Determine how many lines of this material contain "that". Give only the number.

━━━━━━

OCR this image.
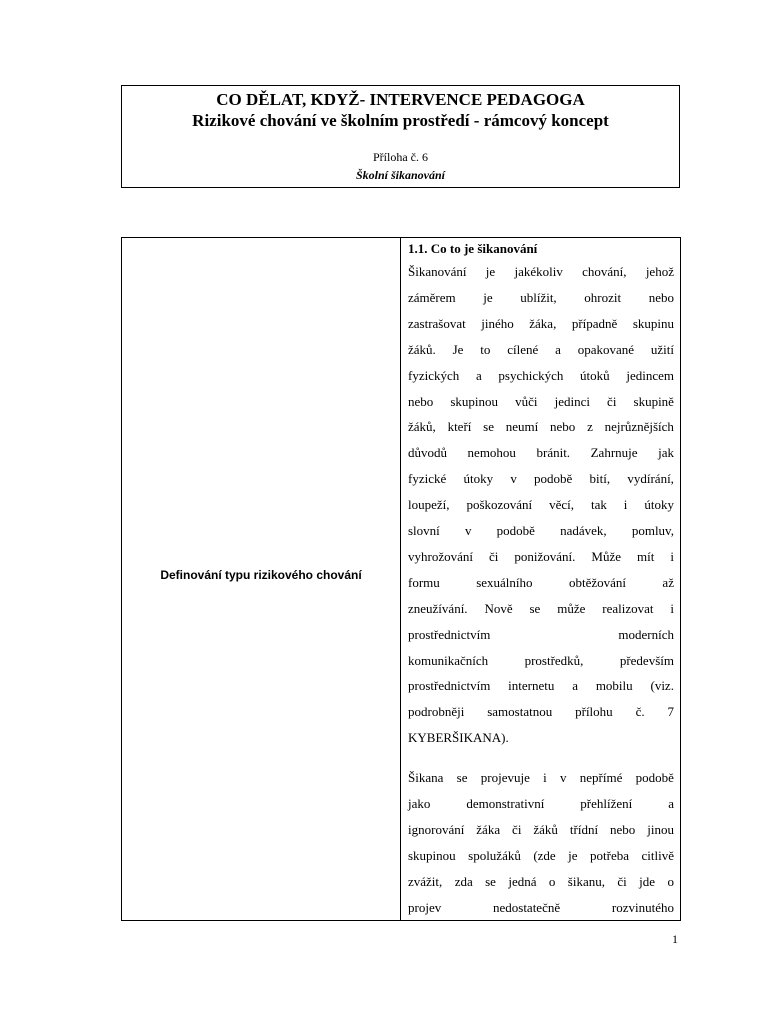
CO DĚLAT, KDYŽ- INTERVENCE PEDAGOGA
Rizikové chování ve školním prostředí - rámcový koncept
Příloha č. 6
Školní šikanování
Definování typu rizikového chování
1.1. Co to je šikanování
Šikanování je jakékoliv chování, jehož
záměrem je ublížit, ohrozit nebo
zastrašovat jiného žáka, případně skupinu
žáků. Je to cílené a opakované užití
fyzických a psychických útoků jedincem
nebo skupinou vůči jedinci či skupině
žáků, kteří se neumí nebo z nejrůznějších
důvodů nemohou bránit. Zahrnuje jak
fyzické útoky v podobě bití, vydírání,
loupeží, poškozování věcí, tak i útoky
slovní v podobě nadávek, pomluv,
vyhrožování či ponižování. Může mít i
formu	sexuálního	obtěžování	až
zneužívání. Nově se může realizovat i
prostřednictvím	moderních
komunikačních	prostředků,	především
prostřednictvím internetu a mobilu (viz.
podrobněji samostatnou přílohu č. 7
KYBERŠIKANA).
Šikana se projevuje i v nepřímé podobě
jako	demonstrativní	přehlížení	a
ignorování žáka či žáků třídní nebo jinou
skupinou spolužáků (zde je potřeba citlivě
zvážit, zda se jedná o šikanu, či jde o
projev	nedostatečně	rozvinutého
1
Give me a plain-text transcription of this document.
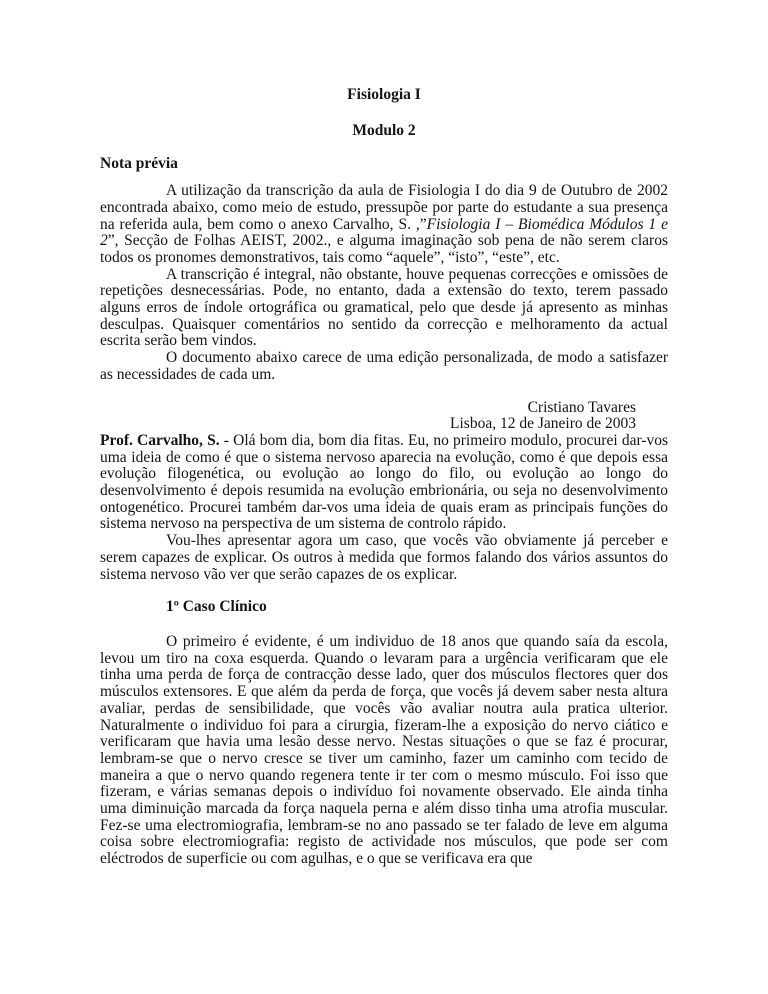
Fisiologia I
Modulo 2
Nota prévia

A utilização da transcrição da aula de Fisiologia I do dia 9 de Outubro de 2002 encontrada abaixo, como meio de estudo, pressupõe por parte do estudante a sua presença na referida aula, bem como o anexo Carvalho, S. ,”Fisiologia I – Biomédica Módulos 1 e 2”, Secção de Folhas AEIST, 2002., e alguma imaginação sob pena de não serem claros todos os pronomes demonstrativos, tais como “aquele”, “isto”, “este”, etc.

A transcrição é integral, não obstante, houve pequenas correcções e omissões de repetições desnecessárias. Pode, no entanto, dada a extensão do texto, terem passado alguns erros de índole ortográfica ou gramatical, pelo que desde já apresento as minhas desculpas. Quaisquer comentários no sentido da correcção e melhoramento da actual escrita serão bem vindos.

O documento abaixo carece de uma edição personalizada, de modo a satisfazer as necessidades de cada um.

Cristiano Tavares
Lisboa, 12 de Janeiro de 2003

Prof. Carvalho, S. - Olá bom dia, bom dia fitas. Eu, no primeiro modulo, procurei dar-vos uma ideia de como é que o sistema nervoso aparecia na evolução, como é que depois essa evolução filogenética, ou evolução ao longo do filo, ou evolução ao longo do desenvolvimento é depois resumida na evolução embrionária, ou seja no desenvolvimento ontogenético. Procurei também dar-vos uma ideia de quais eram as principais funções do sistema nervoso na perspectiva de um sistema de controlo rápido.

Vou-lhes apresentar agora um caso, que vocês vão obviamente já perceber e serem capazes de explicar. Os outros à medida que formos falando dos vários assuntos do sistema nervoso vão ver que serão capazes de os explicar.

1º Caso Clínico

O primeiro é evidente, é um individuo de 18 anos que quando saía da escola, levou um tiro na coxa esquerda. Quando o levaram para a urgência verificaram que ele tinha uma perda de força de contracção desse lado, quer dos músculos flectores quer dos músculos extensores. E que além da perda de força, que vocês já devem saber nesta altura avaliar, perdas de sensibilidade, que vocês vão avaliar noutra aula pratica ulterior. Naturalmente o individuo foi para a cirurgia, fizeram-lhe a exposição do nervo ciático e verificaram que havia uma lesão desse nervo. Nestas situações o que se faz é procurar, lembram-se que o nervo cresce se tiver um caminho, fazer um caminho com tecido de maneira a que o nervo quando regenera tente ir ter com o mesmo músculo. Foi isso que fizeram, e várias semanas depois o indivíduo foi novamente observado. Ele ainda tinha uma diminuição marcada da força naquela perna e além disso tinha uma atrofia muscular. Fez-se uma electromiografia, lembram-se no ano passado se ter falado de leve em alguma coisa sobre electromiografia: registo de actividade nos músculos, que pode ser com eléctrodos de superficie ou com agulhas, e o que se verificava era que
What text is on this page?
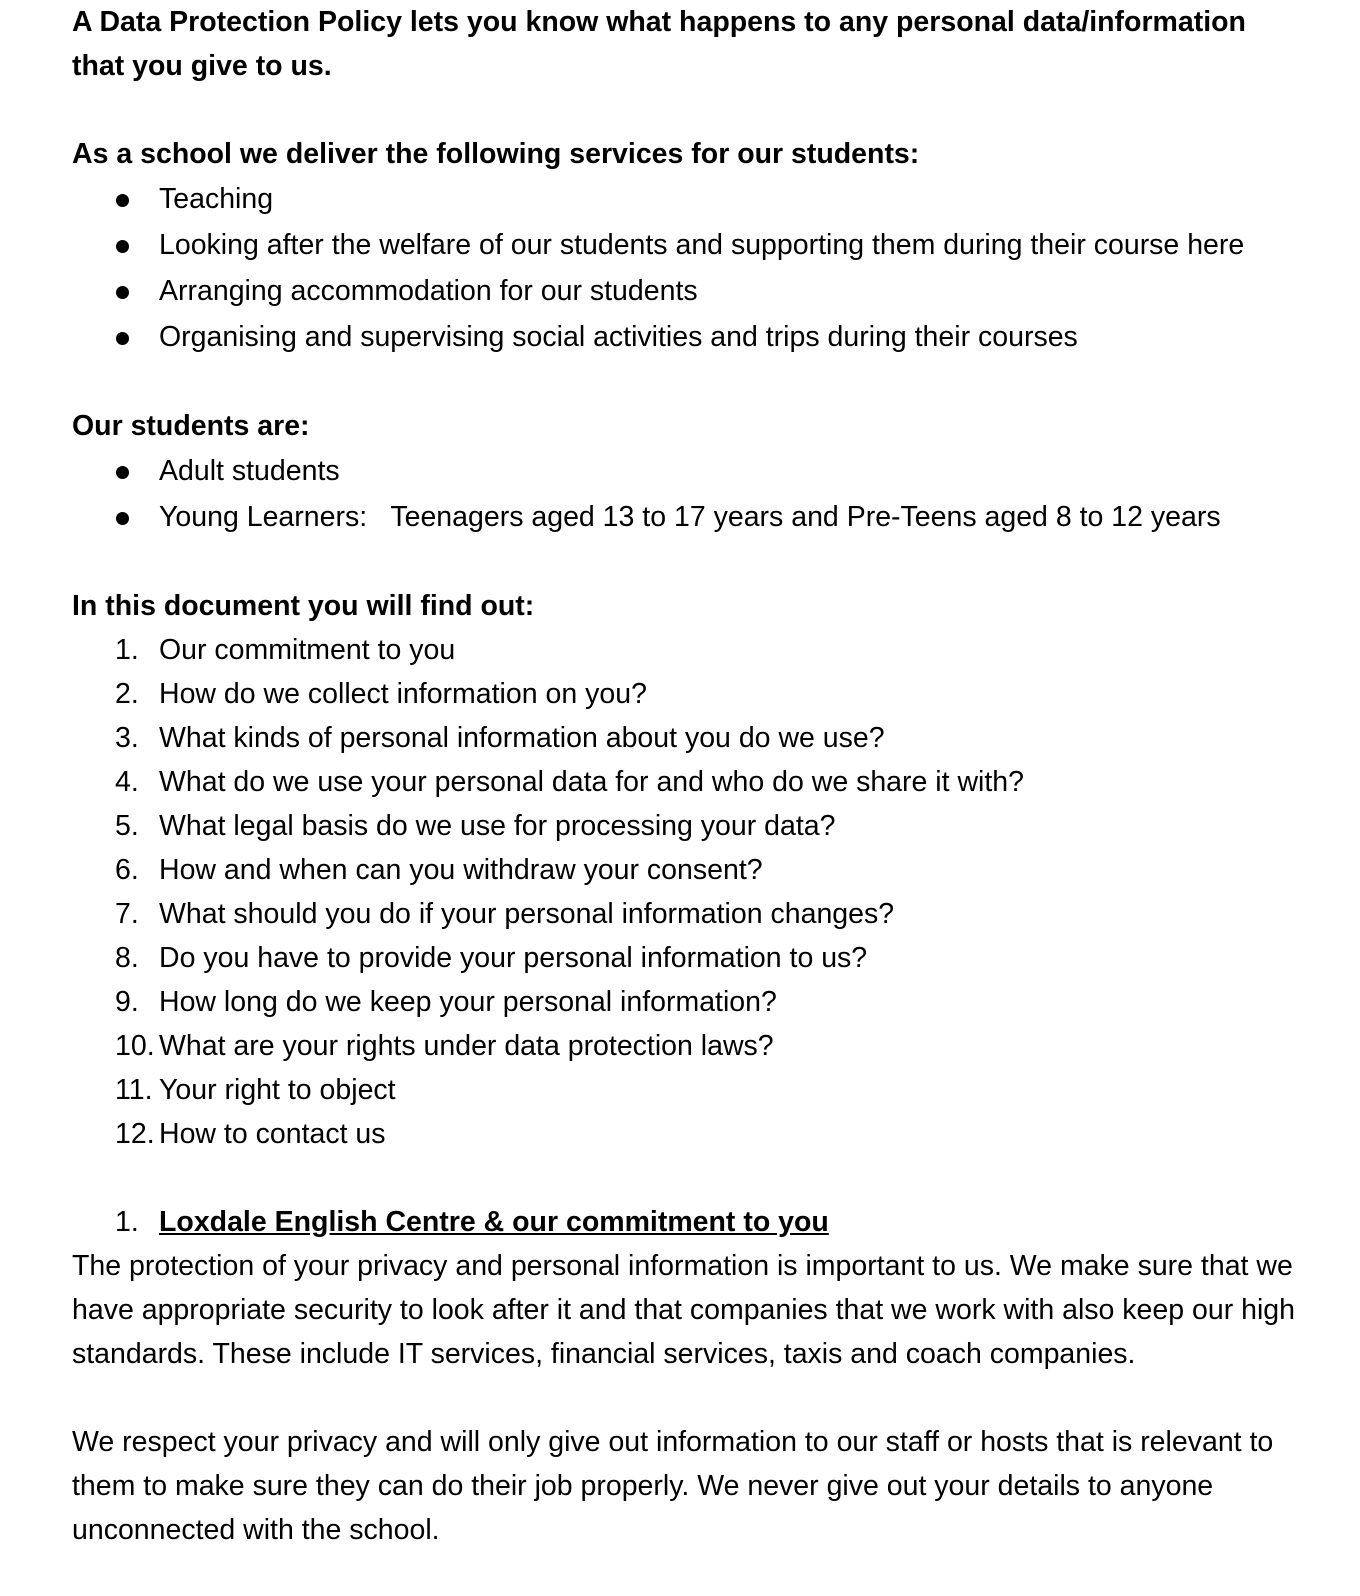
A Data Protection Policy lets you know what happens to any personal data/information that you give to us.

As a school we deliver the following services for our students:

Teaching
Looking after the welfare of our students and supporting them during their course here
Arranging accommodation for our students
Organising and supervising social activities and trips during their courses

Our students are:

Adult students
Young Learners:   Teenagers aged 13 to 17 years and Pre-Teens aged 8 to 12 years

In this document you will find out:

1. Our commitment to you
2. How do we collect information on you?
3. What kinds of personal information about you do we use?
4. What do we use your personal data for and who do we share it with?
5. What legal basis do we use for processing your data?
6. How and when can you withdraw your consent?
7. What should you do if your personal information changes?
8. Do you have to provide your personal information to us?
9. How long do we keep your personal information?
10. What are your rights under data protection laws?
11. Your right to object
12. How to contact us
1. Loxdale English Centre & our commitment to you

The protection of your privacy and personal information is important to us. We make sure that we have appropriate security to look after it and that companies that we work with also keep our high standards. These include IT services, financial services, taxis and coach companies.

We respect your privacy and will only give out information to our staff or hosts that is relevant to them to make sure they can do their job properly. We never give out your details to anyone unconnected with the school.
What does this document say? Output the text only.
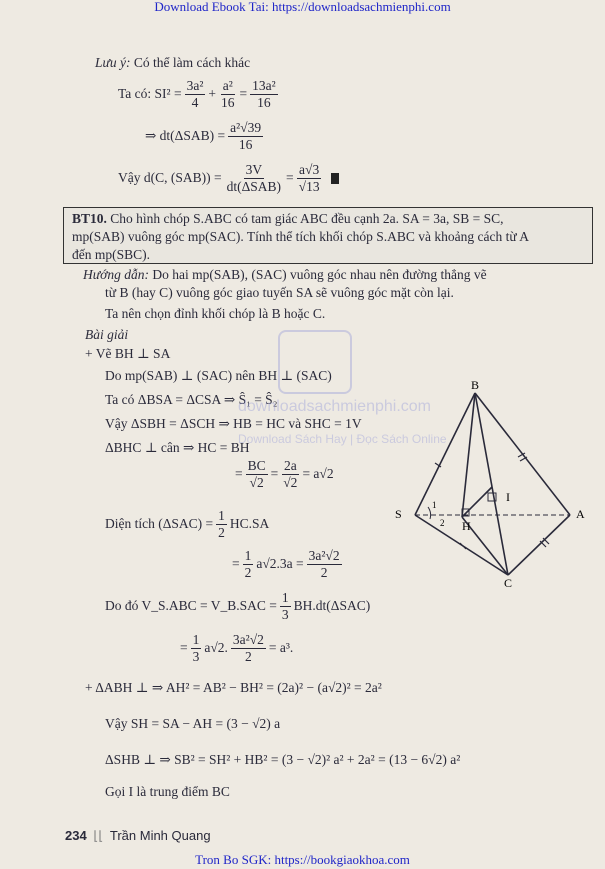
Download Ebook Tai: https://downloadsachmienphi.com
Lưu ý: Có thể làm cách khác
Ta có: $SI^2 = \frac{\text{3a²}}{4} + \frac{\text{a²}}{16} = \frac{\text{13a²}}{16}$
⇒ $dt(\Delta SAB) = \frac{\text{a²√39}}{16}$
Vậy d(C, $(SAB)) = \frac{3V}{\text{dt(ΔSAB)}} = \frac{a√3}{√13}$
BT10. Cho hình chóp S.ABC có tam giác ABC đều cạnh 2a. SA = 3a, SB = SC, mp(SAB) vuông góc mp(SAC). Tính thể tích khối chóp S.ABC và khoảng cách từ A đến mp(SBC).
Hướng dẫn: Do hai mp(SAB), (SAC) vuông góc nhau nên đường thẳng vẽ
từ B (hay C) vuông góc giao tuyến SA sẽ vuông góc mặt còn lại.
Ta nên chọn đỉnh khối chóp là B hoặc C.
Bài giải
+ Vẽ BH ⊥ SA
Do mp(SAB) ⊥ (SAC) nên BH ⊥ (SAC)
Ta có ΔBSA = ΔCSA ⇒ Ŝ₁ = Ŝ₂
Vậy ΔSBH = ΔSCH ⇒ HB = HC và SHC = 1V
ΔBHC ⊥ cân ⇒ HC = BH
= $\frac{BC}{√2} = \frac{2a}{√2} = a√2$
Diện tích $(\Delta SAC) = \frac{1}{2} HC.SA$
= $\frac{1}{2} a√2.3a = \frac{\text{3a²√2}}{2}$
Do đó V_S.ABC = V_B.SAC = $\frac{1}{3} BH.dt(\Delta SAC)$
= $\frac{1}{3} a√2$. $\frac{\text{3a²√2}}{2} = a^3$.
+ ΔABH ⊥ ⇒ AH² = AB² − BH² = (2a)² − (a√2)² = 2a²
Vậy SH = SA − AH = (3 − √2) a
ΔSHB ⊥ ⇒ SB² = SH² + HB² = (3 − √2)² a² + 2a² = (13 − 6√2) a²
Gọi I là trung điểm BC
downloadsachmienphi.com
Download Sách Hay | Đọc Sách Online
B
S	A
C
H
I
1
2
234 ⌊⌊ Trần Minh Quang
Tron Bo SGK: https://bookgiaokhoa.com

━━━━━━

• Response
3